● WORK INSTRUCTIONS
Take every line from the listing below that contains "title".

● TASK DATA
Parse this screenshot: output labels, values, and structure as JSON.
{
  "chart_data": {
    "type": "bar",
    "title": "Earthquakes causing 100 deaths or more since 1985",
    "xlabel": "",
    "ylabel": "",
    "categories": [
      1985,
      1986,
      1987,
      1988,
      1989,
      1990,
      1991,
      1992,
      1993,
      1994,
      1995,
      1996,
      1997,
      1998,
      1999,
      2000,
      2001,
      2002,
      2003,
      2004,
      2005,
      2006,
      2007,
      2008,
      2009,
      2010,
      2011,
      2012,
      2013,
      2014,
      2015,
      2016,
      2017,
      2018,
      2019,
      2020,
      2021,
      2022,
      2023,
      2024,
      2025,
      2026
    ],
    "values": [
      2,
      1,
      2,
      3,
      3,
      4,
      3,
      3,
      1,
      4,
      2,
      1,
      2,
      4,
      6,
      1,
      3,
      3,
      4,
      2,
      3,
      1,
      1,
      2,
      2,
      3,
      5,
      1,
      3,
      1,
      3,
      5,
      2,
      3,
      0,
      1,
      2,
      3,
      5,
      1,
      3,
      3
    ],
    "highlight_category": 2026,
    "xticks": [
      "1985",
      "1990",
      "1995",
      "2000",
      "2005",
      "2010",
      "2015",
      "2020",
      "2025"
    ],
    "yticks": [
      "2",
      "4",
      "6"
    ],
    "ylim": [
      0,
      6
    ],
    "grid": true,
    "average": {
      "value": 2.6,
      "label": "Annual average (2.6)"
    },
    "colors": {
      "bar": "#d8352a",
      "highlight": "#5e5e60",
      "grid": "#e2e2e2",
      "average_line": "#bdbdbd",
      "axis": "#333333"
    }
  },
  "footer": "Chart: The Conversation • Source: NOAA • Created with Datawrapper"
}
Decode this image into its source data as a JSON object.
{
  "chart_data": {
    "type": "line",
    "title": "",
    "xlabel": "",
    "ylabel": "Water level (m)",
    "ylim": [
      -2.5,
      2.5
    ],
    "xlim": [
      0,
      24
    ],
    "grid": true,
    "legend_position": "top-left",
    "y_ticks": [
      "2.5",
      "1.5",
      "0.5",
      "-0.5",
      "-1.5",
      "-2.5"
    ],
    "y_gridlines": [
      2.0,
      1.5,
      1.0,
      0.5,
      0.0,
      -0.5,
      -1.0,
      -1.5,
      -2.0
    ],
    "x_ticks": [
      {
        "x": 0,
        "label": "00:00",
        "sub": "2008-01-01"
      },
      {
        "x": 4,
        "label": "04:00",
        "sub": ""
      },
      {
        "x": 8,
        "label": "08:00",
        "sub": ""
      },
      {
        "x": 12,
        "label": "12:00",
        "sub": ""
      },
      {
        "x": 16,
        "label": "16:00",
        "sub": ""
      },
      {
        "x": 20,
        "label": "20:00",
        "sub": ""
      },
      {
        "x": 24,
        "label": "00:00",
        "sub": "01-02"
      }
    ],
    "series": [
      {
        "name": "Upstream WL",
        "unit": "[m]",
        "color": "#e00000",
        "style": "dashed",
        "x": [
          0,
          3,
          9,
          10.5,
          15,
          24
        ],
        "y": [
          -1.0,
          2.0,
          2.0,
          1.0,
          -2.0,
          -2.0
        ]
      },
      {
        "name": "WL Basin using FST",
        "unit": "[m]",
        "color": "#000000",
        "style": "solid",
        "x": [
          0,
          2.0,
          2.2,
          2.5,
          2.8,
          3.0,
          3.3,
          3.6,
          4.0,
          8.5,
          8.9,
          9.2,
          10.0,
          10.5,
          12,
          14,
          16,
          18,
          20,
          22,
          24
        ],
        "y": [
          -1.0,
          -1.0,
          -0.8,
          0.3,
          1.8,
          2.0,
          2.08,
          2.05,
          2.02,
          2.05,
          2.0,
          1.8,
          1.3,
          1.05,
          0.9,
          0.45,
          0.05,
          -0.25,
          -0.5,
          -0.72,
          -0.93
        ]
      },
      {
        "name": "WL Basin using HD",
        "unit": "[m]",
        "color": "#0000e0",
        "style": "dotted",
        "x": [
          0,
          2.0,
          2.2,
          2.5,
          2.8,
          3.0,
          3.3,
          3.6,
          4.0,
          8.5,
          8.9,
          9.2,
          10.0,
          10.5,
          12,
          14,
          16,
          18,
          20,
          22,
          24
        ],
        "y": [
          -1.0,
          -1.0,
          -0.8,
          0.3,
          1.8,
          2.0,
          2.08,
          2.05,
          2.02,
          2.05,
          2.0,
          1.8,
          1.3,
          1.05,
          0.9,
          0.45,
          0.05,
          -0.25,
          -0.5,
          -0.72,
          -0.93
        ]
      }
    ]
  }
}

● TASK OUTPUT
    "title": "Earthquakes causing 100 deaths or more since 1985",
    "title": "",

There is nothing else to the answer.